▶ What you need to do:
Copy out every line in the entries below that includes "heading".

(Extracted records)
**********

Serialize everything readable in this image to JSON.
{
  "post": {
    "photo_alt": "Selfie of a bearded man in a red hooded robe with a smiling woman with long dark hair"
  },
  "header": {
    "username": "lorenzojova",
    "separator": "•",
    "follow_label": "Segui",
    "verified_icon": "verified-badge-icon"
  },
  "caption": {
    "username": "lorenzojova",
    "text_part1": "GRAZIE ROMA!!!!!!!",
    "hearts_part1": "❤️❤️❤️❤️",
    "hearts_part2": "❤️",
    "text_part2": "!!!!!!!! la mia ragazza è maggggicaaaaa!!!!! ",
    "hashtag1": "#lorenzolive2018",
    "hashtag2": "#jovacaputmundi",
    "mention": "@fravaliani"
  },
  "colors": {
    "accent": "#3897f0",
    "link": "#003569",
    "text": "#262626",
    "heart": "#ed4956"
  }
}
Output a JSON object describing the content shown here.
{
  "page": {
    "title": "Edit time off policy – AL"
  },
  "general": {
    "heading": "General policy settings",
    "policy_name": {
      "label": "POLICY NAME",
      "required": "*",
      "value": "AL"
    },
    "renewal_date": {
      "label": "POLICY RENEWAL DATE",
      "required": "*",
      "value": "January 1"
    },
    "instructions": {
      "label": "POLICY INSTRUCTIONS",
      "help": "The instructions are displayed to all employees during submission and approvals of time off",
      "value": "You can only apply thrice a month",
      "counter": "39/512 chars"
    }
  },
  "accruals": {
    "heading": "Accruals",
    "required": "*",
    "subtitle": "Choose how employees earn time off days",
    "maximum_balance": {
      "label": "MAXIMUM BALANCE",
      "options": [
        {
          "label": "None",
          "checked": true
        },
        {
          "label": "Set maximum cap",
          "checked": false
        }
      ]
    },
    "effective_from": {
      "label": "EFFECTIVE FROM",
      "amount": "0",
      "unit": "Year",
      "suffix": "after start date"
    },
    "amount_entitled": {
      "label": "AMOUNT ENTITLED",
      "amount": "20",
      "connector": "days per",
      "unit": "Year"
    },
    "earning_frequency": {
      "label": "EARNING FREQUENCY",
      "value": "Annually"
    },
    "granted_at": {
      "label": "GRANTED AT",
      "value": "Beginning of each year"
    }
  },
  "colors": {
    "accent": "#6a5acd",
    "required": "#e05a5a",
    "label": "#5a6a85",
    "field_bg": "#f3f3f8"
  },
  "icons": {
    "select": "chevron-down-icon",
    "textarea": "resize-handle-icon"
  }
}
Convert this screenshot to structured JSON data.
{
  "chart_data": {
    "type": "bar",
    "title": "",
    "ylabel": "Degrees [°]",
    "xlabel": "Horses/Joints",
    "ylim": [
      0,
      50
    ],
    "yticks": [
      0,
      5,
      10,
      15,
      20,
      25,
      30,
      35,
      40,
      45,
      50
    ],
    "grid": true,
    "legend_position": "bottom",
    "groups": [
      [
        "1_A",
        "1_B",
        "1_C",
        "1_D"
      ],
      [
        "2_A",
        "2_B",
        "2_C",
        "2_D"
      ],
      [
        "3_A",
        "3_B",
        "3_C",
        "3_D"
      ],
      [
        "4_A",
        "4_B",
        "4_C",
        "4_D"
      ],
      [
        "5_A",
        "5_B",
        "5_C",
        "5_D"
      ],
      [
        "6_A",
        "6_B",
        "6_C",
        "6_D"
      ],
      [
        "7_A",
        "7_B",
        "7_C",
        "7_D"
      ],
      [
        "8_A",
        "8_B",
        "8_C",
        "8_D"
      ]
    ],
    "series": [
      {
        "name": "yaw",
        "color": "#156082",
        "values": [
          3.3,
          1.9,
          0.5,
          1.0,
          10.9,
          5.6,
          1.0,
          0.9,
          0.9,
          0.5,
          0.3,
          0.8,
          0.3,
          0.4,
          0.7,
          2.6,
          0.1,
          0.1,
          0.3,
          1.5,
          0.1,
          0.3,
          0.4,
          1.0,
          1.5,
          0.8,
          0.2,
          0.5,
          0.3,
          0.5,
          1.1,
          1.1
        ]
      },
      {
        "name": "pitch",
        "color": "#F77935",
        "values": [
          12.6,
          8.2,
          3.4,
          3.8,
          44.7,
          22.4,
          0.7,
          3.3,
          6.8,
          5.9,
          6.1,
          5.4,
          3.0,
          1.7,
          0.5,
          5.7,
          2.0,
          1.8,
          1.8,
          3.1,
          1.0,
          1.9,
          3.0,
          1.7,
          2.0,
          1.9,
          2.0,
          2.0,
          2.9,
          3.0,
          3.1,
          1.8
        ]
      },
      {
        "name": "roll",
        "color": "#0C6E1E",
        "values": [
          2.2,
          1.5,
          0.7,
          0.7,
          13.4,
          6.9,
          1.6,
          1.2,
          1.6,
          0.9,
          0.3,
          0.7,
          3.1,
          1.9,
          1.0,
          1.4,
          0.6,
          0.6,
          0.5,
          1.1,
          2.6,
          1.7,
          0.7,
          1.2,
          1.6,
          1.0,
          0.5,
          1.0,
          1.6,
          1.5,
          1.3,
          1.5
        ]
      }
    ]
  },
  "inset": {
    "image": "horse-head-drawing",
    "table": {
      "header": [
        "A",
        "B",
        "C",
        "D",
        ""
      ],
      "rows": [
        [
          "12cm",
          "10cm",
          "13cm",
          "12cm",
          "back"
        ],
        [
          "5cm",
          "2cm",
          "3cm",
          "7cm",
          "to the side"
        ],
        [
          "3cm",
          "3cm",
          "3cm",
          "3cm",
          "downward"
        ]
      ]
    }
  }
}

**********

▶ Task answer:
    "heading": "General policy settings",
    "heading": "Accruals",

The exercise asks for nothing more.